## Goal of the exercise
Restate every entry word for word.

· · · ·

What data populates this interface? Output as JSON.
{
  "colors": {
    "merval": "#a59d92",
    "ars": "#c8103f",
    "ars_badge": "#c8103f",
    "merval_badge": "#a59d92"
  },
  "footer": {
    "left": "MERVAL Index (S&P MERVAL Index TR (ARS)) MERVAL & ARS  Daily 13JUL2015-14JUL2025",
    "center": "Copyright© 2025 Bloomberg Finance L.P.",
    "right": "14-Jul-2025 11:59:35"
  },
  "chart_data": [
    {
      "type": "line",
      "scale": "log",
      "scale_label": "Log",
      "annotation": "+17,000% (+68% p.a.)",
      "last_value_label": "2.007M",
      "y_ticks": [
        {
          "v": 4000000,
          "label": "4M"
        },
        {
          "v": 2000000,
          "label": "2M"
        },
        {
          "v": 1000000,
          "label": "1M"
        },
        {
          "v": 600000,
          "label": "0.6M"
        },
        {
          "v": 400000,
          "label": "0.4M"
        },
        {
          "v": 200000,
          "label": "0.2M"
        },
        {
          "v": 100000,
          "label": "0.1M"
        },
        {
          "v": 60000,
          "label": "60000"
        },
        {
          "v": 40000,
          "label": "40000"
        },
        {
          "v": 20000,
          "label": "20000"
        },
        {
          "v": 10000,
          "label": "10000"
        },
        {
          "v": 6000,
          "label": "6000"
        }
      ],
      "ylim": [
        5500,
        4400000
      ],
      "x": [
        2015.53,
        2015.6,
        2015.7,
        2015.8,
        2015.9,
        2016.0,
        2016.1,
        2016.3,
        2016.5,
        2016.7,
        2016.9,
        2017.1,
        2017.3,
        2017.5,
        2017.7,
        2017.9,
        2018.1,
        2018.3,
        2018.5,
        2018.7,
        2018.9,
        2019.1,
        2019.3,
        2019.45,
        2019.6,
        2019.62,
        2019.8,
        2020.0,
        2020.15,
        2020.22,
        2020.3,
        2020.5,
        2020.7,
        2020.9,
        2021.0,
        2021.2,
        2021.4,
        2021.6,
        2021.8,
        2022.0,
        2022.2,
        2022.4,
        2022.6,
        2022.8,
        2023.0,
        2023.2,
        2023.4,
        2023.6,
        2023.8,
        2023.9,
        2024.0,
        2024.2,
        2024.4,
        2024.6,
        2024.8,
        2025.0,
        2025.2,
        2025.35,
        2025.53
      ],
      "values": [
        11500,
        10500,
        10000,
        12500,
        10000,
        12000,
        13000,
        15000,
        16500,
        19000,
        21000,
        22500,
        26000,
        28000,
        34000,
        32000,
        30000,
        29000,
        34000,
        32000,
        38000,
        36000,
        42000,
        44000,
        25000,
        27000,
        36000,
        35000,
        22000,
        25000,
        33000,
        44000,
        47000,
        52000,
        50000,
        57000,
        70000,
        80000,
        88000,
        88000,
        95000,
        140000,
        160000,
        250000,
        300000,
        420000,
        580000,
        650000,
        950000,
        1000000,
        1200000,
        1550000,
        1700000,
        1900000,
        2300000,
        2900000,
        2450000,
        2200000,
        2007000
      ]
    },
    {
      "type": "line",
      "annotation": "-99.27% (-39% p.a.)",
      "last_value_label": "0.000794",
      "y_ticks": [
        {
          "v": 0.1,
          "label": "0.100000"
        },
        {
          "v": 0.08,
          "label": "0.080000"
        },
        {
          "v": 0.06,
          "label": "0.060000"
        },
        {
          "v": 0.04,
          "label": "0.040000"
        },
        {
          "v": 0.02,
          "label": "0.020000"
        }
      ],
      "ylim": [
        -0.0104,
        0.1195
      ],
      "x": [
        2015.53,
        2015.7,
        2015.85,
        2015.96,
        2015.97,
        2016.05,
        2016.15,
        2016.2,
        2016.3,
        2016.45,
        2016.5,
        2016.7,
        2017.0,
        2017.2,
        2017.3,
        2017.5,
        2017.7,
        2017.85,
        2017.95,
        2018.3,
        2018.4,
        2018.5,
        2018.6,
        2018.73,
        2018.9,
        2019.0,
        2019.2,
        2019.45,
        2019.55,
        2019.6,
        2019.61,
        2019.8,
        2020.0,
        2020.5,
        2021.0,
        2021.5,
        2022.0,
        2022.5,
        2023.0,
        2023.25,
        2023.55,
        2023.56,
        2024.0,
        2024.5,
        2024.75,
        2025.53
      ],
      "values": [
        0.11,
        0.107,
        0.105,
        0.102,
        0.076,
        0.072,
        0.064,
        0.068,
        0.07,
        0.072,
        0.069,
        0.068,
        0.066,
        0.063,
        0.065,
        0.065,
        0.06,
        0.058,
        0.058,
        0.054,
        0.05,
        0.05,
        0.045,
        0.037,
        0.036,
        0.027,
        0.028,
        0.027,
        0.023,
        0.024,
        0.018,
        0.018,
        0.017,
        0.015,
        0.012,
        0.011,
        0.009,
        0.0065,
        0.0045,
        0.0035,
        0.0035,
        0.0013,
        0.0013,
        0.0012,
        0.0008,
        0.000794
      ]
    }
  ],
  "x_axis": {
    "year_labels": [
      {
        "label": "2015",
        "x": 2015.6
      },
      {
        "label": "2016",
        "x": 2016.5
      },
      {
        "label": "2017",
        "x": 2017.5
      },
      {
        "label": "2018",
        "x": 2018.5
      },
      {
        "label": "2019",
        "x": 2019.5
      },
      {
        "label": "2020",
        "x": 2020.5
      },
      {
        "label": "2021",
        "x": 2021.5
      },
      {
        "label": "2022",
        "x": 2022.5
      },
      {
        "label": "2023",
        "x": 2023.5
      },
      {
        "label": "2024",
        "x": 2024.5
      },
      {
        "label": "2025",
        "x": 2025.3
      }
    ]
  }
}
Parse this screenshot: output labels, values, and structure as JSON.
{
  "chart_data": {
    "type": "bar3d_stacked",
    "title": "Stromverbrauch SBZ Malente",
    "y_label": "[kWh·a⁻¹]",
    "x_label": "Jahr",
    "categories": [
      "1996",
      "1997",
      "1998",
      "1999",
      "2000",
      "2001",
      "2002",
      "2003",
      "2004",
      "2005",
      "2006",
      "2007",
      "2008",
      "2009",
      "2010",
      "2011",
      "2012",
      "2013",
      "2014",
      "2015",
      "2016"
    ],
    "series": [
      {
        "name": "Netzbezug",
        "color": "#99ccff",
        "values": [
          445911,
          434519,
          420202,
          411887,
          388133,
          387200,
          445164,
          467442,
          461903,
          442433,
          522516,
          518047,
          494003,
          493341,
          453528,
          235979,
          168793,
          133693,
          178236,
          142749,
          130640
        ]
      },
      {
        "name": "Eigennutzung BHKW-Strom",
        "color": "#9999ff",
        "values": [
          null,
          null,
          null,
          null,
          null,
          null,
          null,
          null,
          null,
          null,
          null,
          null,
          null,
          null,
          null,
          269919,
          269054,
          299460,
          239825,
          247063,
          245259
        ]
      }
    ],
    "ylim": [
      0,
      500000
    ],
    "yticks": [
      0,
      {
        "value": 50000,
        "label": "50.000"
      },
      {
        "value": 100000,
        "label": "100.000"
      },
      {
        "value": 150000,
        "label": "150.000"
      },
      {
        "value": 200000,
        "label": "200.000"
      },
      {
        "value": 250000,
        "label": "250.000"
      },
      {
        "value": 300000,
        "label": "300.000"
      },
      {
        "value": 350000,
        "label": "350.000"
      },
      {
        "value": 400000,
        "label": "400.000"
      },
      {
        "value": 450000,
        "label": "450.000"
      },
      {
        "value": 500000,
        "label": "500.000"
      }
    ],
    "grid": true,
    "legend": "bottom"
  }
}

· · · ·

## Completed task
What data populates this interface? Output as JSON.
{
  "colors": {
    "merval": "#a59d92",
    "ars": "#c8103f",
    "ars_badge": "#c8103f",
    "merval_badge": "#a59d92"
  },
  "footer": {
    "left": "MERVAL Index (S&P MERVAL Index TR (ARS)) MERVAL & ARS  Daily 13JUL2015-14JUL2025",
    "center": "Copyright© 2025 Bloomberg Finance L.P.",
    "right": "14-Jul-2025 11:59:35"
  },
  "chart_data": [
    {
      "type": "line",
      "scale": "log",
      "scale_label": "Log",
      "annotation": "+17,000% (+68% p.a.)",
      "last_value_label": "2.007M",
      "y_ticks": [
        {
          "v": 4000000,
          "label": "4M"
        },
        {
          "v": 2000000,
          "label": "2M"
        },
        {
          "v": 1000000,
          "label": "1M"
        },
        {
          "v": 600000,
          "label": "0.6M"
        },
        {
          "v": 400000,
          "label": "0.4M"
        },
        {
          "v": 200000,
          "label": "0.2M"
        },
        {
          "v": 100000,
          "label": "0.1M"
        },
        {
          "v": 60000,
          "label": "60000"
        },
        {
          "v": 40000,
          "label": "40000"
        },
        {
          "v": 20000,
          "label": "20000"
        },
        {
          "v": 10000,
          "label": "10000"
        },
        {
          "v": 6000,
          "label": "6000"
        }
      ],
      "ylim": [
        5500,
        4400000
      ],
      "x": [
        2015.53,
        2015.6,
        2015.7,
        2015.8,
        2015.9,
        2016.0,
        2016.1,
        2016.3,
        2016.5,
        2016.7,
        2016.9,
        2017.1,
        2017.3,
        2017.5,
        2017.7,
        2017.9,
        2018.1,
        2018.3,
        2018.5,
        2018.7,
        2018.9,
        2019.1,
        2019.3,
        2019.45,
        2019.6,
        2019.62,
        2019.8,
        2020.0,
        2020.15,
        2020.22,
        2020.3,
        2020.5,
        2020.7,
        2020.9,
        2021.0,
        2021.2,
        2021.4,
        2021.6,
        2021.8,
        2022.0,
        2022.2,
        2022.4,
        2022.6,
        2022.8,
        2023.0,
        2023.2,
        2023.4,
        2023.6,
        2023.8,
        2023.9,
        2024.0,
        2024.2,
        2024.4,
        2024.6,
        2024.8,
        2025.0,
        2025.2,
        2025.35,
        2025.53
      ],
      "values": [
        11500,
        10500,
        10000,
        12500,
        10000,
        12000,
        13000,
        15000,
        16500,
        19000,
        21000,
        22500,
        26000,
        28000,
        34000,
        32000,
        30000,
        29000,
        34000,
        32000,
        38000,
        36000,
        42000,
        44000,
        25000,
        27000,
        36000,
        35000,
        22000,
        25000,
        33000,
        44000,
        47000,
        52000,
        50000,
        57000,
        70000,
        80000,
        88000,
        88000,
        95000,
        140000,
        160000,
        250000,
        300000,
        420000,
        580000,
        650000,
        950000,
        1000000,
        1200000,
        1550000,
        1700000,
        1900000,
        2300000,
        2900000,
        2450000,
        2200000,
        2007000
      ]
    },
    {
      "type": "line",
      "annotation": "-99.27% (-39% p.a.)",
      "last_value_label": "0.000794",
      "y_ticks": [
        {
          "v": 0.1,
          "label": "0.100000"
        },
        {
          "v": 0.08,
          "label": "0.080000"
        },
        {
          "v": 0.06,
          "label": "0.060000"
        },
        {
          "v": 0.04,
          "label": "0.040000"
        },
        {
          "v": 0.02,
          "label": "0.020000"
        }
      ],
      "ylim": [
        -0.0104,
        0.1195
      ],
      "x": [
        2015.53,
        2015.7,
        2015.85,
        2015.96,
        2015.97,
        2016.05,
        2016.15,
        2016.2,
        2016.3,
        2016.45,
        2016.5,
        2016.7,
        2017.0,
        2017.2,
        2017.3,
        2017.5,
        2017.7,
        2017.85,
        2017.95,
        2018.3,
        2018.4,
        2018.5,
        2018.6,
        2018.73,
        2018.9,
        2019.0,
        2019.2,
        2019.45,
        2019.55,
        2019.6,
        2019.61,
        2019.8,
        2020.0,
        2020.5,
        2021.0,
        2021.5,
        2022.0,
        2022.5,
        2023.0,
        2023.25,
        2023.55,
        2023.56,
        2024.0,
        2024.5,
        2024.75,
        2025.53
      ],
      "values": [
        0.11,
        0.107,
        0.105,
        0.102,
        0.076,
        0.072,
        0.064,
        0.068,
        0.07,
        0.072,
        0.069,
        0.068,
        0.066,
        0.063,
        0.065,
        0.065,
        0.06,
        0.058,
        0.058,
        0.054,
        0.05,
        0.05,
        0.045,
        0.037,
        0.036,
        0.027,
        0.028,
        0.027,
        0.023,
        0.024,
        0.018,
        0.018,
        0.017,
        0.015,
        0.012,
        0.011,
        0.009,
        0.0065,
        0.0045,
        0.0035,
        0.0035,
        0.0013,
        0.0013,
        0.0012,
        0.0008,
        0.000794
      ]
    }
  ],
  "x_axis": {
    "year_labels": [
      {
        "label": "2015",
        "x": 2015.6
      },
      {
        "label": "2016",
        "x": 2016.5
      },
      {
        "label": "2017",
        "x": 2017.5
      },
      {
        "label": "2018",
        "x": 2018.5
      },
      {
        "label": "2019",
        "x": 2019.5
      },
      {
        "label": "2020",
        "x": 2020.5
      },
      {
        "label": "2021",
        "x": 2021.5
      },
      {
        "label": "2022",
        "x": 2022.5
      },
      {
        "label": "2023",
        "x": 2023.5
      },
      {
        "label": "2024",
        "x": 2024.5
      },
      {
        "label": "2025",
        "x": 2025.3
      }
    ]
  }
}
Parse this screenshot: output labels, values, and structure as JSON.
{
  "chart_data": {
    "type": "bar3d_stacked",
    "title": "Stromverbrauch SBZ Malente",
    "y_label": "[kWh·a⁻¹]",
    "x_label": "Jahr",
    "categories": [
      "1996",
      "1997",
      "1998",
      "1999",
      "2000",
      "2001",
      "2002",
      "2003",
      "2004",
      "2005",
      "2006",
      "2007",
      "2008",
      "2009",
      "2010",
      "2011",
      "2012",
      "2013",
      "2014",
      "2015",
      "2016"
    ],
    "series": [
      {
        "name": "Netzbezug",
        "color": "#99ccff",
        "values": [
          445911,
          434519,
          420202,
          411887,
          388133,
          387200,
          445164,
          467442,
          461903,
          442433,
          522516,
          518047,
          494003,
          493341,
          453528,
          235979,
          168793,
          133693,
          178236,
          142749,
          130640
        ]
      },
      {
        "name": "Eigennutzung BHKW-Strom",
        "color": "#9999ff",
        "values": [
          null,
          null,
          null,
          null,
          null,
          null,
          null,
          null,
          null,
          null,
          null,
          null,
          null,
          null,
          null,
          269919,
          269054,
          299460,
          239825,
          247063,
          245259
        ]
      }
    ],
    "ylim": [
      0,
      500000
    ],
    "yticks": [
      0,
      {
        "value": 50000,
        "label": "50.000"
      },
      {
        "value": 100000,
        "label": "100.000"
      },
      {
        "value": 150000,
        "label": "150.000"
      },
      {
        "value": 200000,
        "label": "200.000"
      },
      {
        "value": 250000,
        "label": "250.000"
      },
      {
        "value": 300000,
        "label": "300.000"
      },
      {
        "value": 350000,
        "label": "350.000"
      },
      {
        "value": 400000,
        "label": "400.000"
      },
      {
        "value": 450000,
        "label": "450.000"
      },
      {
        "value": 500000,
        "label": "500.000"
      }
    ],
    "grid": true,
    "legend": "bottom"
  }
}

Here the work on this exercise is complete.